Stated task:
Send back the entries below exactly as they appear.

Dataset items:
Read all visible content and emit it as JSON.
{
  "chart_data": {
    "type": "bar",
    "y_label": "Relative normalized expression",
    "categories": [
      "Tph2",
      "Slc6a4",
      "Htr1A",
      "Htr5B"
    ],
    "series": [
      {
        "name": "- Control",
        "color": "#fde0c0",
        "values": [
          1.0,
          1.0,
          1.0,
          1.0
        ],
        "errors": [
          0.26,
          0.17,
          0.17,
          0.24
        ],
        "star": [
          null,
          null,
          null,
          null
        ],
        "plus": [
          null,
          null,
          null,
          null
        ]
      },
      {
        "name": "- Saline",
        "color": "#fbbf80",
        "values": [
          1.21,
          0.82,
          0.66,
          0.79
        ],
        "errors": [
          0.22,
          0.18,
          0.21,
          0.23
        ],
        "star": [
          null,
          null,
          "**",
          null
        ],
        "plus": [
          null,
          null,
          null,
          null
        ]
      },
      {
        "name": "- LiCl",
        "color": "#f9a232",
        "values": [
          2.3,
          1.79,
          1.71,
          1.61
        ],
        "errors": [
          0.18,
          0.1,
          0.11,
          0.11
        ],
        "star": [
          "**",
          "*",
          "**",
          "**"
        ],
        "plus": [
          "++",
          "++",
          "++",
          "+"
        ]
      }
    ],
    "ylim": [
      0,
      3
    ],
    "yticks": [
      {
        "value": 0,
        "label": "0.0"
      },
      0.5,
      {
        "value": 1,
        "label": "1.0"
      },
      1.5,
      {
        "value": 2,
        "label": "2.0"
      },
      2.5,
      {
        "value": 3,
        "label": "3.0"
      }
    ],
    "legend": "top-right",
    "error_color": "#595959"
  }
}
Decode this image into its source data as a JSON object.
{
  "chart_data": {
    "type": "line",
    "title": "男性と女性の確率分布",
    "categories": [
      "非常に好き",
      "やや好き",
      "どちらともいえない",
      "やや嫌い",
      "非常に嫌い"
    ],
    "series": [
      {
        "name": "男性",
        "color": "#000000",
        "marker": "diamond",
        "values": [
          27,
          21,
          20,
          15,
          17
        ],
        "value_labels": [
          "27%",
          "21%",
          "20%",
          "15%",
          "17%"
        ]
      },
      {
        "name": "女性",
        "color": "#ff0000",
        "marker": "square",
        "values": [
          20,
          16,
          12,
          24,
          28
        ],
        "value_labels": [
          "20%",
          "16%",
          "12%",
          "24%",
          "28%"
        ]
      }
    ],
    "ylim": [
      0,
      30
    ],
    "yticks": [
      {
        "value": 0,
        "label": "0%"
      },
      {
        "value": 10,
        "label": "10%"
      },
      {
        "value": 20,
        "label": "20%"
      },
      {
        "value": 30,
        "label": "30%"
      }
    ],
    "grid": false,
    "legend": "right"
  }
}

Final result:
Read all visible content and emit it as JSON.
{
  "chart_data": {
    "type": "bar",
    "y_label": "Relative normalized expression",
    "categories": [
      "Tph2",
      "Slc6a4",
      "Htr1A",
      "Htr5B"
    ],
    "series": [
      {
        "name": "- Control",
        "color": "#fde0c0",
        "values": [
          1.0,
          1.0,
          1.0,
          1.0
        ],
        "errors": [
          0.26,
          0.17,
          0.17,
          0.24
        ],
        "star": [
          null,
          null,
          null,
          null
        ],
        "plus": [
          null,
          null,
          null,
          null
        ]
      },
      {
        "name": "- Saline",
        "color": "#fbbf80",
        "values": [
          1.21,
          0.82,
          0.66,
          0.79
        ],
        "errors": [
          0.22,
          0.18,
          0.21,
          0.23
        ],
        "star": [
          null,
          null,
          "**",
          null
        ],
        "plus": [
          null,
          null,
          null,
          null
        ]
      },
      {
        "name": "- LiCl",
        "color": "#f9a232",
        "values": [
          2.3,
          1.79,
          1.71,
          1.61
        ],
        "errors": [
          0.18,
          0.1,
          0.11,
          0.11
        ],
        "star": [
          "**",
          "*",
          "**",
          "**"
        ],
        "plus": [
          "++",
          "++",
          "++",
          "+"
        ]
      }
    ],
    "ylim": [
      0,
      3
    ],
    "yticks": [
      {
        "value": 0,
        "label": "0.0"
      },
      0.5,
      {
        "value": 1,
        "label": "1.0"
      },
      1.5,
      {
        "value": 2,
        "label": "2.0"
      },
      2.5,
      {
        "value": 3,
        "label": "3.0"
      }
    ],
    "legend": "top-right",
    "error_color": "#595959"
  }
}
Decode this image into its source data as a JSON object.
{
  "chart_data": {
    "type": "line",
    "title": "男性と女性の確率分布",
    "categories": [
      "非常に好き",
      "やや好き",
      "どちらともいえない",
      "やや嫌い",
      "非常に嫌い"
    ],
    "series": [
      {
        "name": "男性",
        "color": "#000000",
        "marker": "diamond",
        "values": [
          27,
          21,
          20,
          15,
          17
        ],
        "value_labels": [
          "27%",
          "21%",
          "20%",
          "15%",
          "17%"
        ]
      },
      {
        "name": "女性",
        "color": "#ff0000",
        "marker": "square",
        "values": [
          20,
          16,
          12,
          24,
          28
        ],
        "value_labels": [
          "20%",
          "16%",
          "12%",
          "24%",
          "28%"
        ]
      }
    ],
    "ylim": [
      0,
      30
    ],
    "yticks": [
      {
        "value": 0,
        "label": "0%"
      },
      {
        "value": 10,
        "label": "10%"
      },
      {
        "value": 20,
        "label": "20%"
      },
      {
        "value": 30,
        "label": "30%"
      }
    ],
    "grid": false,
    "legend": "right"
  }
}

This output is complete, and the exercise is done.